▶ _EXERCISE INPUT_:
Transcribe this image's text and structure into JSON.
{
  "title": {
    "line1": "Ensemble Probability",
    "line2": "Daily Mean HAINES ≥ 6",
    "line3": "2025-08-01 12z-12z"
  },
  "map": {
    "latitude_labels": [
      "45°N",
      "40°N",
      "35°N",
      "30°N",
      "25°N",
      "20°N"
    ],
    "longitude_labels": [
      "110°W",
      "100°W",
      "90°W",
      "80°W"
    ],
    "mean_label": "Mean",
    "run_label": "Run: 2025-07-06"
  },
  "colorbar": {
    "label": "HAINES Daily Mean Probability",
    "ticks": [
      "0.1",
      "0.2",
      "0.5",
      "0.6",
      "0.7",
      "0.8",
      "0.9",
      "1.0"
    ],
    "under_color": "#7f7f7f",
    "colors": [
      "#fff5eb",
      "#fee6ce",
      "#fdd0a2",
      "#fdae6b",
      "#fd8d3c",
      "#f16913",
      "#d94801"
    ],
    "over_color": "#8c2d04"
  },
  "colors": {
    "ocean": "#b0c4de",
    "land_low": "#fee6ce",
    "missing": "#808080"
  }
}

▶ _WORK TO DO_: Exactly as shown, repeat every record.

▶ _WRITTEN ANSWER_:
Transcribe this image's text and structure into JSON.
{
  "title": {
    "line1": "Ensemble Probability",
    "line2": "Daily Mean HAINES ≥ 6",
    "line3": "2025-08-01 12z-12z"
  },
  "map": {
    "latitude_labels": [
      "45°N",
      "40°N",
      "35°N",
      "30°N",
      "25°N",
      "20°N"
    ],
    "longitude_labels": [
      "110°W",
      "100°W",
      "90°W",
      "80°W"
    ],
    "mean_label": "Mean",
    "run_label": "Run: 2025-07-06"
  },
  "colorbar": {
    "label": "HAINES Daily Mean Probability",
    "ticks": [
      "0.1",
      "0.2",
      "0.5",
      "0.6",
      "0.7",
      "0.8",
      "0.9",
      "1.0"
    ],
    "under_color": "#7f7f7f",
    "colors": [
      "#fff5eb",
      "#fee6ce",
      "#fdd0a2",
      "#fdae6b",
      "#fd8d3c",
      "#f16913",
      "#d94801"
    ],
    "over_color": "#8c2d04"
  },
  "colors": {
    "ocean": "#b0c4de",
    "land_low": "#fee6ce",
    "missing": "#808080"
  }
}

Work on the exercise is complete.